RECORDS FOR PROCESSING –
┏━━

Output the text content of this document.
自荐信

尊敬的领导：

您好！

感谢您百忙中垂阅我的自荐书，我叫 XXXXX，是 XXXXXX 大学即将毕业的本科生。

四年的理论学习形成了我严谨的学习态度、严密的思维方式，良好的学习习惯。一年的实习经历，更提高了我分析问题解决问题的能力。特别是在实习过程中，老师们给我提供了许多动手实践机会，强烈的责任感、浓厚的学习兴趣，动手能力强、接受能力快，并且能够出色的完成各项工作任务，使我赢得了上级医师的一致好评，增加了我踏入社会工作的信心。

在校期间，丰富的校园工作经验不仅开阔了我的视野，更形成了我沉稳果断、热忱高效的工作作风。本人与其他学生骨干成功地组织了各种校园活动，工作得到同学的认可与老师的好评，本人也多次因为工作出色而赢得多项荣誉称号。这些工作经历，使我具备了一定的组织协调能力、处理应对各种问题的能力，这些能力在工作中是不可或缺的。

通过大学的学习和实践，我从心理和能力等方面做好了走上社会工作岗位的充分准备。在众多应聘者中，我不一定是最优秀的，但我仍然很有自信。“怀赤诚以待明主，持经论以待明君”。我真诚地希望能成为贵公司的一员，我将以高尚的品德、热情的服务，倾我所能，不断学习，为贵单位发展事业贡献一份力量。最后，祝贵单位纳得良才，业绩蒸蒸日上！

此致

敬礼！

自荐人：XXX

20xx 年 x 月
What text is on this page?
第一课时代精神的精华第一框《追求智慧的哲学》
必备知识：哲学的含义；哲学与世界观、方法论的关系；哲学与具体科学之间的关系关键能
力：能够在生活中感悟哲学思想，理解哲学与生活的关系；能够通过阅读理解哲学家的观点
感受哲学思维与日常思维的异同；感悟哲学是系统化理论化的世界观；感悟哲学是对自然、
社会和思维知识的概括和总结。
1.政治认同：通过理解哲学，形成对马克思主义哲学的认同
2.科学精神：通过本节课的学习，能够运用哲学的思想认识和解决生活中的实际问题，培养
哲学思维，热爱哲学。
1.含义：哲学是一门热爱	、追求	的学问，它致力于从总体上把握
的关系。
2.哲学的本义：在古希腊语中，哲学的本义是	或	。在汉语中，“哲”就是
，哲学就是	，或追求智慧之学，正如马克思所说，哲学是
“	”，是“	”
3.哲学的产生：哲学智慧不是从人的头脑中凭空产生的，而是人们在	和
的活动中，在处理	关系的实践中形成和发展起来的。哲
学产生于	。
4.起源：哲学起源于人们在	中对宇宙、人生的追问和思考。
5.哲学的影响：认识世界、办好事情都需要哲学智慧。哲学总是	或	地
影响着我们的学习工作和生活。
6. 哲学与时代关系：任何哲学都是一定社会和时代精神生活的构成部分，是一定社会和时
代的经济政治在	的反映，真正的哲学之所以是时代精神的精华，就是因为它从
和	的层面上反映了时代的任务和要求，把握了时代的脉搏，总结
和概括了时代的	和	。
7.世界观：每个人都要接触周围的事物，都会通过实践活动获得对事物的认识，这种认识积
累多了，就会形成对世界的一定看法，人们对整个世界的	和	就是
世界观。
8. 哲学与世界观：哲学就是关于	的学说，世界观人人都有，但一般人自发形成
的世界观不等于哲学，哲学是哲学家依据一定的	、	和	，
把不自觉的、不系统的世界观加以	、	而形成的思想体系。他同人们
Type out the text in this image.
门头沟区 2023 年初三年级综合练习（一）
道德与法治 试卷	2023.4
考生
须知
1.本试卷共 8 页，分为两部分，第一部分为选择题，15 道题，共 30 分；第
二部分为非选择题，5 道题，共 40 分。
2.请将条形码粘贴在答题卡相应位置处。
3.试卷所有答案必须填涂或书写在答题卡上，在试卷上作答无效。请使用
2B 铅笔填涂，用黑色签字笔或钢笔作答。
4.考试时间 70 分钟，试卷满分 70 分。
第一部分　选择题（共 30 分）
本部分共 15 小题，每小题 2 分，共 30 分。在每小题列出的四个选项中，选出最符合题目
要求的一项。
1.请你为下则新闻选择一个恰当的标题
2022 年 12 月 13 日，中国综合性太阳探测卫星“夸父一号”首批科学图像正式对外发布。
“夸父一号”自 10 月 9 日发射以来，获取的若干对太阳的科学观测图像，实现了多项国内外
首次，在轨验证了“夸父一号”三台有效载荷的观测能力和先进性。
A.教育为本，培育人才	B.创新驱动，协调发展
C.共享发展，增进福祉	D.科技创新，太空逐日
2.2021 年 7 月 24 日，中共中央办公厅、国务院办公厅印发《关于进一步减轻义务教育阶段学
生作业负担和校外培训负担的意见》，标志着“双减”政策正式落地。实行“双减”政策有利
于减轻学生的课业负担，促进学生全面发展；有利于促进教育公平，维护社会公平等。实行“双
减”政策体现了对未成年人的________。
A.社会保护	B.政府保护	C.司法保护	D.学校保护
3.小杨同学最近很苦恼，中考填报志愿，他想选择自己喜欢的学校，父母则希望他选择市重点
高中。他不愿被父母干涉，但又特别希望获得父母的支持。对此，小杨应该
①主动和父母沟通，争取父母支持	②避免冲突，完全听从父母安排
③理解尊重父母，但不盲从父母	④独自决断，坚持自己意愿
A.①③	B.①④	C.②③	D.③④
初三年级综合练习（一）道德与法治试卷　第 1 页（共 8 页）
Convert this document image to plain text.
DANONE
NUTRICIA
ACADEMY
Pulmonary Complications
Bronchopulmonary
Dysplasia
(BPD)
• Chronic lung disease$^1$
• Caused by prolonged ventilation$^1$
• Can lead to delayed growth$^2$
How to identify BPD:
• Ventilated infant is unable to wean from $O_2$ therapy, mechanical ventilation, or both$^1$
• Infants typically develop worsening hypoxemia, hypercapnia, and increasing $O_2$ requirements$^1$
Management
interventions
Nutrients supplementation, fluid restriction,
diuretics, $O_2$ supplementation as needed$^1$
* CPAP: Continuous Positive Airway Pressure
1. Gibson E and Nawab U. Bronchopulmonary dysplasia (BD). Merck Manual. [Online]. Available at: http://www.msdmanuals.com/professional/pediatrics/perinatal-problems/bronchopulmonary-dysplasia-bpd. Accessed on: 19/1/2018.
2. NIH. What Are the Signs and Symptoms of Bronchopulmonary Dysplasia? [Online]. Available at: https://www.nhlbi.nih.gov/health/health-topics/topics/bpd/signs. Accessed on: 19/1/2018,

┗━━

PROBLEM – The required output is the number of lines containing the word "this", and nothing besides.

TASK RESULT – 4